Data records
____
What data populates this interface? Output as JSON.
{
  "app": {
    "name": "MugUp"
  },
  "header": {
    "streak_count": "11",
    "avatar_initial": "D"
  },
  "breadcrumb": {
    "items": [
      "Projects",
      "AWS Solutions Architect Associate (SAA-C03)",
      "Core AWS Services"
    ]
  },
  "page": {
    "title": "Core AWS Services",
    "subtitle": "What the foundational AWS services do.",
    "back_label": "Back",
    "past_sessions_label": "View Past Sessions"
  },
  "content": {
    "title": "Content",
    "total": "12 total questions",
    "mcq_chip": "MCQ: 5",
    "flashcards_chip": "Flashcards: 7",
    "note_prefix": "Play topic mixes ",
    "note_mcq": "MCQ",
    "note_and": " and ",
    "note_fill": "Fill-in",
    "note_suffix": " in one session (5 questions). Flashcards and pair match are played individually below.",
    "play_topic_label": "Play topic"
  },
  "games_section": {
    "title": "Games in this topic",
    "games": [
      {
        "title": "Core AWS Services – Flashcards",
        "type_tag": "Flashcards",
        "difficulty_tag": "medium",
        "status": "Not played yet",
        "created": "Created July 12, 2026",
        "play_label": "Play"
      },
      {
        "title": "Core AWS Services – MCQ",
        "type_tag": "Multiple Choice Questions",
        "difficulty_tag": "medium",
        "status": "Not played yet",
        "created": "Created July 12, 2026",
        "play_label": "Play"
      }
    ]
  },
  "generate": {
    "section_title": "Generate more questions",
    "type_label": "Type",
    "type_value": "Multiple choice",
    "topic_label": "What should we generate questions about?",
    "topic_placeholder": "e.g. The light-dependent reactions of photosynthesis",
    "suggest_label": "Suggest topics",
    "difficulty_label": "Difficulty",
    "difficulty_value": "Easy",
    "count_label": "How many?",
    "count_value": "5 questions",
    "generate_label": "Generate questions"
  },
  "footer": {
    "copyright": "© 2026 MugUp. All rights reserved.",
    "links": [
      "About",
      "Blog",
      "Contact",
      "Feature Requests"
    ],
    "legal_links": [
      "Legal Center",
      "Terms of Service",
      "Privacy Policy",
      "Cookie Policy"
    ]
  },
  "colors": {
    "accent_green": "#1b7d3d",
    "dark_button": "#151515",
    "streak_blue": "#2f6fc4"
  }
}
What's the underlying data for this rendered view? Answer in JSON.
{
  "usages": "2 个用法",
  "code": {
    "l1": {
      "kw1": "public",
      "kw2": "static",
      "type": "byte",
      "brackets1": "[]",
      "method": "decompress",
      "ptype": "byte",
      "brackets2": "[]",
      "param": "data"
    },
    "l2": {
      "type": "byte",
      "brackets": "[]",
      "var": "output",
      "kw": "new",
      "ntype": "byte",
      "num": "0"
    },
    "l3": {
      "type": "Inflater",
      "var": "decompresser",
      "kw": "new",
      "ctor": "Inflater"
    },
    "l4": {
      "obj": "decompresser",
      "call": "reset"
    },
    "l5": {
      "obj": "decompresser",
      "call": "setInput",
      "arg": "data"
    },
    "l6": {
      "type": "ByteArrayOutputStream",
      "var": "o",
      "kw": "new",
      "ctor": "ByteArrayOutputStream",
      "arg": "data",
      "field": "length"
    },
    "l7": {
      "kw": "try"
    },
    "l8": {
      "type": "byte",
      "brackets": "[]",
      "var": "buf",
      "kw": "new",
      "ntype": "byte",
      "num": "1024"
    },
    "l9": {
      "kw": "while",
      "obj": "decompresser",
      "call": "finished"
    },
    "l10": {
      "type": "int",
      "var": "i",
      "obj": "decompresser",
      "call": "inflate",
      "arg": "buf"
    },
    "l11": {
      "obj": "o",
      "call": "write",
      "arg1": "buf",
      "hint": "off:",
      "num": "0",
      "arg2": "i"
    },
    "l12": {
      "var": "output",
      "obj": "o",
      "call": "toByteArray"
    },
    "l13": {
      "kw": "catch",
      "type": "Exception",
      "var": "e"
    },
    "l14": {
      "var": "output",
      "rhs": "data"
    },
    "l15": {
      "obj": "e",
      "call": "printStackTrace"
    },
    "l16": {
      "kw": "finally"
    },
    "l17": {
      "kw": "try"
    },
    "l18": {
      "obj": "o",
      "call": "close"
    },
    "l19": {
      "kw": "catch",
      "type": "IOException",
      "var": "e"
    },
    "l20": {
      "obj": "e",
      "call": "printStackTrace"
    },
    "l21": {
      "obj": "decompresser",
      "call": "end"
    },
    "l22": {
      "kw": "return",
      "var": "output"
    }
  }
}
____
**Your instructions**
Write each line above out exactly.

**Exercise solution**
What data populates this interface? Output as JSON.
{
  "app": {
    "name": "MugUp"
  },
  "header": {
    "streak_count": "11",
    "avatar_initial": "D"
  },
  "breadcrumb": {
    "items": [
      "Projects",
      "AWS Solutions Architect Associate (SAA-C03)",
      "Core AWS Services"
    ]
  },
  "page": {
    "title": "Core AWS Services",
    "subtitle": "What the foundational AWS services do.",
    "back_label": "Back",
    "past_sessions_label": "View Past Sessions"
  },
  "content": {
    "title": "Content",
    "total": "12 total questions",
    "mcq_chip": "MCQ: 5",
    "flashcards_chip": "Flashcards: 7",
    "note_prefix": "Play topic mixes ",
    "note_mcq": "MCQ",
    "note_and": " and ",
    "note_fill": "Fill-in",
    "note_suffix": " in one session (5 questions). Flashcards and pair match are played individually below.",
    "play_topic_label": "Play topic"
  },
  "games_section": {
    "title": "Games in this topic",
    "games": [
      {
        "title": "Core AWS Services – Flashcards",
        "type_tag": "Flashcards",
        "difficulty_tag": "medium",
        "status": "Not played yet",
        "created": "Created July 12, 2026",
        "play_label": "Play"
      },
      {
        "title": "Core AWS Services – MCQ",
        "type_tag": "Multiple Choice Questions",
        "difficulty_tag": "medium",
        "status": "Not played yet",
        "created": "Created July 12, 2026",
        "play_label": "Play"
      }
    ]
  },
  "generate": {
    "section_title": "Generate more questions",
    "type_label": "Type",
    "type_value": "Multiple choice",
    "topic_label": "What should we generate questions about?",
    "topic_placeholder": "e.g. The light-dependent reactions of photosynthesis",
    "suggest_label": "Suggest topics",
    "difficulty_label": "Difficulty",
    "difficulty_value": "Easy",
    "count_label": "How many?",
    "count_value": "5 questions",
    "generate_label": "Generate questions"
  },
  "footer": {
    "copyright": "© 2026 MugUp. All rights reserved.",
    "links": [
      "About",
      "Blog",
      "Contact",
      "Feature Requests"
    ],
    "legal_links": [
      "Legal Center",
      "Terms of Service",
      "Privacy Policy",
      "Cookie Policy"
    ]
  },
  "colors": {
    "accent_green": "#1b7d3d",
    "dark_button": "#151515",
    "streak_blue": "#2f6fc4"
  }
}
What's the underlying data for this rendered view? Answer in JSON.
{
  "usages": "2 个用法",
  "code": {
    "l1": {
      "kw1": "public",
      "kw2": "static",
      "type": "byte",
      "brackets1": "[]",
      "method": "decompress",
      "ptype": "byte",
      "brackets2": "[]",
      "param": "data"
    },
    "l2": {
      "type": "byte",
      "brackets": "[]",
      "var": "output",
      "kw": "new",
      "ntype": "byte",
      "num": "0"
    },
    "l3": {
      "type": "Inflater",
      "var": "decompresser",
      "kw": "new",
      "ctor": "Inflater"
    },
    "l4": {
      "obj": "decompresser",
      "call": "reset"
    },
    "l5": {
      "obj": "decompresser",
      "call": "setInput",
      "arg": "data"
    },
    "l6": {
      "type": "ByteArrayOutputStream",
      "var": "o",
      "kw": "new",
      "ctor": "ByteArrayOutputStream",
      "arg": "data",
      "field": "length"
    },
    "l7": {
      "kw": "try"
    },
    "l8": {
      "type": "byte",
      "brackets": "[]",
      "var": "buf",
      "kw": "new",
      "ntype": "byte",
      "num": "1024"
    },
    "l9": {
      "kw": "while",
      "obj": "decompresser",
      "call": "finished"
    },
    "l10": {
      "type": "int",
      "var": "i",
      "obj": "decompresser",
      "call": "inflate",
      "arg": "buf"
    },
    "l11": {
      "obj": "o",
      "call": "write",
      "arg1": "buf",
      "hint": "off:",
      "num": "0",
      "arg2": "i"
    },
    "l12": {
      "var": "output",
      "obj": "o",
      "call": "toByteArray"
    },
    "l13": {
      "kw": "catch",
      "type": "Exception",
      "var": "e"
    },
    "l14": {
      "var": "output",
      "rhs": "data"
    },
    "l15": {
      "obj": "e",
      "call": "printStackTrace"
    },
    "l16": {
      "kw": "finally"
    },
    "l17": {
      "kw": "try"
    },
    "l18": {
      "obj": "o",
      "call": "close"
    },
    "l19": {
      "kw": "catch",
      "type": "IOException",
      "var": "e"
    },
    "l20": {
      "obj": "e",
      "call": "printStackTrace"
    },
    "l21": {
      "obj": "decompresser",
      "call": "end"
    },
    "l22": {
      "kw": "return",
      "var": "output"
    }
  }
}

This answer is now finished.